### Data section

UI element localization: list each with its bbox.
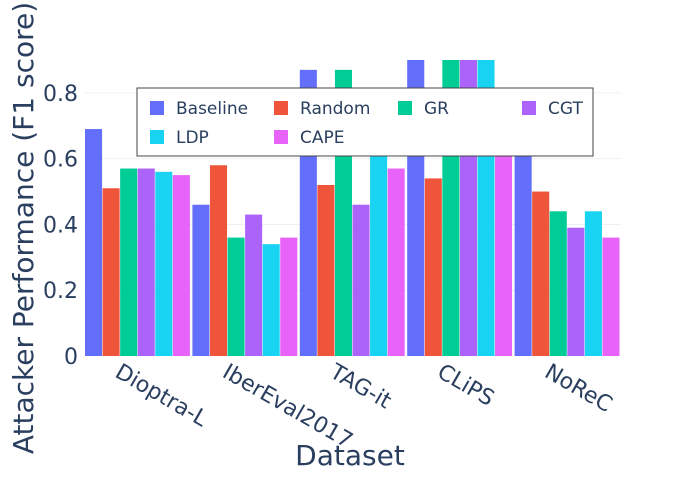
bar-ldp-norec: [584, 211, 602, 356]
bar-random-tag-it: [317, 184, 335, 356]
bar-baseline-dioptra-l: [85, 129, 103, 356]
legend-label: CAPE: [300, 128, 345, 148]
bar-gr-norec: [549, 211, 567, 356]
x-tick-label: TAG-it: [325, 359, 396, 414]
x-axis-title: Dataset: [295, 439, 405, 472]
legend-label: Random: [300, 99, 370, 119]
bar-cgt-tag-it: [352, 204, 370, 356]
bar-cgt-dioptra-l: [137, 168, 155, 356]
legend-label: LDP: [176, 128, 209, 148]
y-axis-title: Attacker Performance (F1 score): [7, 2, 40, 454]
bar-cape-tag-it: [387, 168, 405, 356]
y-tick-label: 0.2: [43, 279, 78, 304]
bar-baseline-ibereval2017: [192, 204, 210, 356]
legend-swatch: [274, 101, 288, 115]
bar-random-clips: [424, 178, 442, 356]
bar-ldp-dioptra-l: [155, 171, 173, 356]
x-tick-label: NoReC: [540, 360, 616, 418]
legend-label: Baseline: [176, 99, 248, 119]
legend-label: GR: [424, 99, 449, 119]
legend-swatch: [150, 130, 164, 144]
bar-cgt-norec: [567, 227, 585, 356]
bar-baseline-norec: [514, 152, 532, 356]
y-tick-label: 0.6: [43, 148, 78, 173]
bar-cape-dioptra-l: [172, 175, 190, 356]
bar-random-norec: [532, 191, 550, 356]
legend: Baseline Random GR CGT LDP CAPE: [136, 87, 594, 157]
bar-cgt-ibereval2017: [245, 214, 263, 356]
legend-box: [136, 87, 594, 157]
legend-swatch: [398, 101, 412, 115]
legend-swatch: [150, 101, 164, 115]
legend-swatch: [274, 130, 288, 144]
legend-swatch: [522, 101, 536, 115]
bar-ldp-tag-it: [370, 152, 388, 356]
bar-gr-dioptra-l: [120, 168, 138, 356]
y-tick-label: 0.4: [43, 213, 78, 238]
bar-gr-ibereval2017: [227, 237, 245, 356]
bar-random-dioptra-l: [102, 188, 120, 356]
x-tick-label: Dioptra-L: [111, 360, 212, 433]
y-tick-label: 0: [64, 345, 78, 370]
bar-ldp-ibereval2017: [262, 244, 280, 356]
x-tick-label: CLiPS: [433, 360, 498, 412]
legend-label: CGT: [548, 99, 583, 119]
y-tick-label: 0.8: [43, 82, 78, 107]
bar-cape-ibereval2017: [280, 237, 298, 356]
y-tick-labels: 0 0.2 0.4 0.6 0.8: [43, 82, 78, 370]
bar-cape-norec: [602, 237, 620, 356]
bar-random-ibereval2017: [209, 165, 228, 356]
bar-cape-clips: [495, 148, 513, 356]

######

=== What to produce ===
Please copy the records word for word, starting at the line that contains "bar-ldp-norec: [584, 211, 602, 356]" and stopping after the line that contains "y-tick-labels: 0 0.2".

=== The completed task ===
bar-ldp-norec: [584, 211, 602, 356]
bar-random-tag-it: [317, 184, 335, 356]
bar-baseline-dioptra-l: [85, 129, 103, 356]
legend-label: CAPE: [300, 128, 345, 148]
bar-gr-norec: [549, 211, 567, 356]
x-tick-label: TAG-it: [325, 359, 396, 414]
x-axis-title: Dataset: [295, 439, 405, 472]
legend-label: Random: [300, 99, 370, 119]
bar-cgt-tag-it: [352, 204, 370, 356]
bar-cgt-dioptra-l: [137, 168, 155, 356]
legend-label: LDP: [176, 128, 209, 148]
y-axis-title: Attacker Performance (F1 score): [7, 2, 40, 454]
bar-cape-tag-it: [387, 168, 405, 356]
y-tick-label: 0.2: [43, 279, 78, 304]
bar-baseline-ibereval2017: [192, 204, 210, 356]
legend-swatch: [274, 101, 288, 115]
bar-random-clips: [424, 178, 442, 356]
bar-ldp-dioptra-l: [155, 171, 173, 356]
x-tick-label: NoReC: [540, 360, 616, 418]
legend-label: Baseline: [176, 99, 248, 119]
legend-label: GR: [424, 99, 449, 119]
legend-swatch: [150, 130, 164, 144]
bar-cgt-norec: [567, 227, 585, 356]
bar-baseline-norec: [514, 152, 532, 356]
y-tick-label: 0.6: [43, 148, 78, 173]
bar-cape-dioptra-l: [172, 175, 190, 356]
bar-random-norec: [532, 191, 550, 356]
legend: Baseline Random GR CGT LDP CAPE: [136, 87, 594, 157]
bar-cgt-ibereval2017: [245, 214, 263, 356]
legend-box: [136, 87, 594, 157]
legend-swatch: [398, 101, 412, 115]
legend-swatch: [150, 101, 164, 115]
legend-swatch: [274, 130, 288, 144]
legend-swatch: [522, 101, 536, 115]
bar-ldp-tag-it: [370, 152, 388, 356]
bar-gr-dioptra-l: [120, 168, 138, 356]
y-tick-label: 0.4: [43, 213, 78, 238]
bar-gr-ibereval2017: [227, 237, 245, 356]
bar-random-dioptra-l: [102, 188, 120, 356]
x-tick-label: Dioptra-L: [111, 360, 212, 433]
y-tick-label: 0: [64, 345, 78, 370]
bar-ldp-ibereval2017: [262, 244, 280, 356]
x-tick-label: CLiPS: [433, 360, 498, 412]
legend-label: CGT: [548, 99, 583, 119]
y-tick-label: 0.8: [43, 82, 78, 107]
bar-cape-ibereval2017: [280, 237, 298, 356]
y-tick-labels: 0 0.2 0.4 0.6 0.8: [43, 82, 78, 370]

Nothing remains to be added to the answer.